- What the task requires: Retype all of the data. Every line must match exactly.

-- BEGIN --

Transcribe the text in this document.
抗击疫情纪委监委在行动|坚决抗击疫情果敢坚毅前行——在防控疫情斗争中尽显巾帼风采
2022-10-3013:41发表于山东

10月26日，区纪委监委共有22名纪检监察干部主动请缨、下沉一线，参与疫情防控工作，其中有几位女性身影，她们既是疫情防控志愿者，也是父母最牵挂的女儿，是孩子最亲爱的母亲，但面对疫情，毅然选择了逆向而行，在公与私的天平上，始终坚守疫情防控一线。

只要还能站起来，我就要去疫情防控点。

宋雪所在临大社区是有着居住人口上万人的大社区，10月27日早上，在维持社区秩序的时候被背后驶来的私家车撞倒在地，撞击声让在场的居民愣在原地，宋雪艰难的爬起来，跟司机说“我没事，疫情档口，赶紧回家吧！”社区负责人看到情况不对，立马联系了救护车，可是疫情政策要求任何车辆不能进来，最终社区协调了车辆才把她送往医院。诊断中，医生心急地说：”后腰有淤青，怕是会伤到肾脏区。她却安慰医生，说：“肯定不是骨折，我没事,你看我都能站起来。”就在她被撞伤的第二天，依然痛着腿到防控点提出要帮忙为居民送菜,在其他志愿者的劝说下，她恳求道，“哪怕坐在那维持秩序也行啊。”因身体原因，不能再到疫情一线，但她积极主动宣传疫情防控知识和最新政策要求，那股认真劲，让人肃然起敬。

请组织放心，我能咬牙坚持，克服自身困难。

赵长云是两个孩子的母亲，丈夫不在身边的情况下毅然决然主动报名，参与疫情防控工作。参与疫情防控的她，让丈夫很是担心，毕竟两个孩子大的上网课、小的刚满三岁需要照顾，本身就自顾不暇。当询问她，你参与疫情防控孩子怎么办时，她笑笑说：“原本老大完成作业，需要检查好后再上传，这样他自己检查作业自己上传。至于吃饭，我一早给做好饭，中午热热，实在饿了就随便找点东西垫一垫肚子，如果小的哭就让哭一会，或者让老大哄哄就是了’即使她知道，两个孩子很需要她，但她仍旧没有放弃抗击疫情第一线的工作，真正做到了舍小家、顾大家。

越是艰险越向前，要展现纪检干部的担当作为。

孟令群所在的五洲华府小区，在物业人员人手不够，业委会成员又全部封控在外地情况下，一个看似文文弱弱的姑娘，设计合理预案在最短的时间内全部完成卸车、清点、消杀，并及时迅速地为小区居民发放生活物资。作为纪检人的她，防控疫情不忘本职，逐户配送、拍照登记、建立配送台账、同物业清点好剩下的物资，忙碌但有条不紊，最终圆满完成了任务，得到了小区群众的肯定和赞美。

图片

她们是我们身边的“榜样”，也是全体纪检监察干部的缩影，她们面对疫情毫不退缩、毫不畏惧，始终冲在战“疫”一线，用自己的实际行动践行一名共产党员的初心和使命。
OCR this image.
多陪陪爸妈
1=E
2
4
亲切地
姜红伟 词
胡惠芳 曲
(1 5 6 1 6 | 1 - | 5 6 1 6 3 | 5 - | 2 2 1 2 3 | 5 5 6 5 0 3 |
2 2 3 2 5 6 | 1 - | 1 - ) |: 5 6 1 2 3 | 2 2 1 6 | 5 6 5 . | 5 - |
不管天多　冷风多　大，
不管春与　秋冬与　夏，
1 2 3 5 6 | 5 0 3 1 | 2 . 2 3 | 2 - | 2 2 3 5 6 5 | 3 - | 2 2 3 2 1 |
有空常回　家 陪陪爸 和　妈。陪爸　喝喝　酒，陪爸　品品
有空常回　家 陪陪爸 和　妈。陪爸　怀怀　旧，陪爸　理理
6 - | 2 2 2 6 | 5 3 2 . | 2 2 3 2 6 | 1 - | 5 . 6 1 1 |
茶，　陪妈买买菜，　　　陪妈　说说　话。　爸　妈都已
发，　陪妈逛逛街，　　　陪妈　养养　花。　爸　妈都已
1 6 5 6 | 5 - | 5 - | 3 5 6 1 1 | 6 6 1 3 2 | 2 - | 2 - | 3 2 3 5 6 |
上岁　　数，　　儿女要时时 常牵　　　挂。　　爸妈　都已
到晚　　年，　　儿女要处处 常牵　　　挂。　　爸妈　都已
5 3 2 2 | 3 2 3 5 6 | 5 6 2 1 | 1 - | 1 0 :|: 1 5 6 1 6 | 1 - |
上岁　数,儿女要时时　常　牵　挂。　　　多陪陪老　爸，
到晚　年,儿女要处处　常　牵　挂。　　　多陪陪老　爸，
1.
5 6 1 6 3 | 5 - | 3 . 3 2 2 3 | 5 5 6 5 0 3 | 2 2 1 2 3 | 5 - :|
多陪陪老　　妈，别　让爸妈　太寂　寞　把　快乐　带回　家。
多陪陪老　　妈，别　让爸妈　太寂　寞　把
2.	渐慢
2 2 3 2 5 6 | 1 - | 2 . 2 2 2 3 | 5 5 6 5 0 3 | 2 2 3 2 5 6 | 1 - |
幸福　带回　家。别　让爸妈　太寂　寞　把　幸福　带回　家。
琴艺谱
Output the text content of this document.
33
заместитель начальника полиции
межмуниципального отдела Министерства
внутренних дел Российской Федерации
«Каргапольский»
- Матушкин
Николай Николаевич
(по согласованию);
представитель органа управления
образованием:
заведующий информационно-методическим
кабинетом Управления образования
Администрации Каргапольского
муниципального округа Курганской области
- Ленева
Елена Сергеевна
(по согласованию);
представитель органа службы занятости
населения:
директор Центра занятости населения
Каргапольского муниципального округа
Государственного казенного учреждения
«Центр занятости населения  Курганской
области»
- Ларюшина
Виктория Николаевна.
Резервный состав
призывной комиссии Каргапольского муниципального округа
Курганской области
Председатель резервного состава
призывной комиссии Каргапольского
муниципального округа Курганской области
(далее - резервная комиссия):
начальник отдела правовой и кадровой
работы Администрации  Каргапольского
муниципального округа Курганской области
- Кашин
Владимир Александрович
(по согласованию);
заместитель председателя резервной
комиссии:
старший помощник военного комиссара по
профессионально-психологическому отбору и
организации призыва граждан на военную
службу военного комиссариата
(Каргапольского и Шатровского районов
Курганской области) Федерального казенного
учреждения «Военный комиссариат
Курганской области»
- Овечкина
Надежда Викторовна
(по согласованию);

-- END --

- Written solution:
Transcribe the text in this document.
抗击疫情纪委监委在行动|坚决抗击疫情果敢坚毅前行——在防控疫情斗争中尽显巾帼风采
2022-10-3013:41发表于山东

10月26日，区纪委监委共有22名纪检监察干部主动请缨、下沉一线，参与疫情防控工作，其中有几位女性身影，她们既是疫情防控志愿者，也是父母最牵挂的女儿，是孩子最亲爱的母亲，但面对疫情，毅然选择了逆向而行，在公与私的天平上，始终坚守疫情防控一线。

只要还能站起来，我就要去疫情防控点。

宋雪所在临大社区是有着居住人口上万人的大社区，10月27日早上，在维持社区秩序的时候被背后驶来的私家车撞倒在地，撞击声让在场的居民愣在原地，宋雪艰难的爬起来，跟司机说“我没事，疫情档口，赶紧回家吧！”社区负责人看到情况不对，立马联系了救护车，可是疫情政策要求任何车辆不能进来，最终社区协调了车辆才把她送往医院。诊断中，医生心急地说：”后腰有淤青，怕是会伤到肾脏区。她却安慰医生，说：“肯定不是骨折，我没事,你看我都能站起来。”就在她被撞伤的第二天，依然痛着腿到防控点提出要帮忙为居民送菜,在其他志愿者的劝说下，她恳求道，“哪怕坐在那维持秩序也行啊。”因身体原因，不能再到疫情一线，但她积极主动宣传疫情防控知识和最新政策要求，那股认真劲，让人肃然起敬。

请组织放心，我能咬牙坚持，克服自身困难。

赵长云是两个孩子的母亲，丈夫不在身边的情况下毅然决然主动报名，参与疫情防控工作。参与疫情防控的她，让丈夫很是担心，毕竟两个孩子大的上网课、小的刚满三岁需要照顾，本身就自顾不暇。当询问她，你参与疫情防控孩子怎么办时，她笑笑说：“原本老大完成作业，需要检查好后再上传，这样他自己检查作业自己上传。至于吃饭，我一早给做好饭，中午热热，实在饿了就随便找点东西垫一垫肚子，如果小的哭就让哭一会，或者让老大哄哄就是了’即使她知道，两个孩子很需要她，但她仍旧没有放弃抗击疫情第一线的工作，真正做到了舍小家、顾大家。

越是艰险越向前，要展现纪检干部的担当作为。

孟令群所在的五洲华府小区，在物业人员人手不够，业委会成员又全部封控在外地情况下，一个看似文文弱弱的姑娘，设计合理预案在最短的时间内全部完成卸车、清点、消杀，并及时迅速地为小区居民发放生活物资。作为纪检人的她，防控疫情不忘本职，逐户配送、拍照登记、建立配送台账、同物业清点好剩下的物资，忙碌但有条不紊，最终圆满完成了任务，得到了小区群众的肯定和赞美。

图片

她们是我们身边的“榜样”，也是全体纪检监察干部的缩影，她们面对疫情毫不退缩、毫不畏惧，始终冲在战“疫”一线，用自己的实际行动践行一名共产党员的初心和使命。
OCR this image.
多陪陪爸妈
1=E
2
4
亲切地
姜红伟 词
胡惠芳 曲
(1 5 6 1 6 | 1 - | 5 6 1 6 3 | 5 - | 2 2 1 2 3 | 5 5 6 5 0 3 |
2 2 3 2 5 6 | 1 - | 1 - ) |: 5 6 1 2 3 | 2 2 1 6 | 5 6 5 . | 5 - |
不管天多　冷风多　大，
不管春与　秋冬与　夏，
1 2 3 5 6 | 5 0 3 1 | 2 . 2 3 | 2 - | 2 2 3 5 6 5 | 3 - | 2 2 3 2 1 |
有空常回　家 陪陪爸 和　妈。陪爸　喝喝　酒，陪爸　品品
有空常回　家 陪陪爸 和　妈。陪爸　怀怀　旧，陪爸　理理
6 - | 2 2 2 6 | 5 3 2 . | 2 2 3 2 6 | 1 - | 5 . 6 1 1 |
茶，　陪妈买买菜，　　　陪妈　说说　话。　爸　妈都已
发，　陪妈逛逛街，　　　陪妈　养养　花。　爸　妈都已
1 6 5 6 | 5 - | 5 - | 3 5 6 1 1 | 6 6 1 3 2 | 2 - | 2 - | 3 2 3 5 6 |
上岁　　数，　　儿女要时时 常牵　　　挂。　　爸妈　都已
到晚　　年，　　儿女要处处 常牵　　　挂。　　爸妈　都已
5 3 2 2 | 3 2 3 5 6 | 5 6 2 1 | 1 - | 1 0 :|: 1 5 6 1 6 | 1 - |
上岁　数,儿女要时时　常　牵　挂。　　　多陪陪老　爸，
到晚　年,儿女要处处　常　牵　挂。　　　多陪陪老　爸，
1.
5 6 1 6 3 | 5 - | 3 . 3 2 2 3 | 5 5 6 5 0 3 | 2 2 1 2 3 | 5 - :|
多陪陪老　　妈，别　让爸妈　太寂　寞　把　快乐　带回　家。
多陪陪老　　妈，别　让爸妈　太寂　寞　把
2.	渐慢
2 2 3 2 5 6 | 1 - | 2 . 2 2 2 3 | 5 5 6 5 0 3 | 2 2 3 2 5 6 | 1 - |
幸福　带回　家。别　让爸妈　太寂　寞　把　幸福　带回　家。
琴艺谱
Output the text content of this document.
33
заместитель начальника полиции
межмуниципального отдела Министерства
внутренних дел Российской Федерации
«Каргапольский»
- Матушкин
Николай Николаевич
(по согласованию);
представитель органа управления
образованием:
заведующий информационно-методическим
кабинетом Управления образования
Администрации Каргапольского
муниципального округа Курганской области
- Ленева
Елена Сергеевна
(по согласованию);
представитель органа службы занятости
населения:
директор Центра занятости населения
Каргапольского муниципального округа
Государственного казенного учреждения
«Центр занятости населения  Курганской
области»
- Ларюшина
Виктория Николаевна.
Резервный состав
призывной комиссии Каргапольского муниципального округа
Курганской области
Председатель резервного состава
призывной комиссии Каргапольского
муниципального округа Курганской области
(далее - резервная комиссия):
начальник отдела правовой и кадровой
работы Администрации  Каргапольского
муниципального округа Курганской области
- Кашин
Владимир Александрович
(по согласованию);
заместитель председателя резервной
комиссии:
старший помощник военного комиссара по
профессионально-психологическому отбору и
организации призыва граждан на военную
службу военного комиссариата
(Каргапольского и Шатровского районов
Курганской области) Федерального казенного
учреждения «Военный комиссариат
Курганской области»
- Овечкина
Надежда Викторовна
(по согласованию);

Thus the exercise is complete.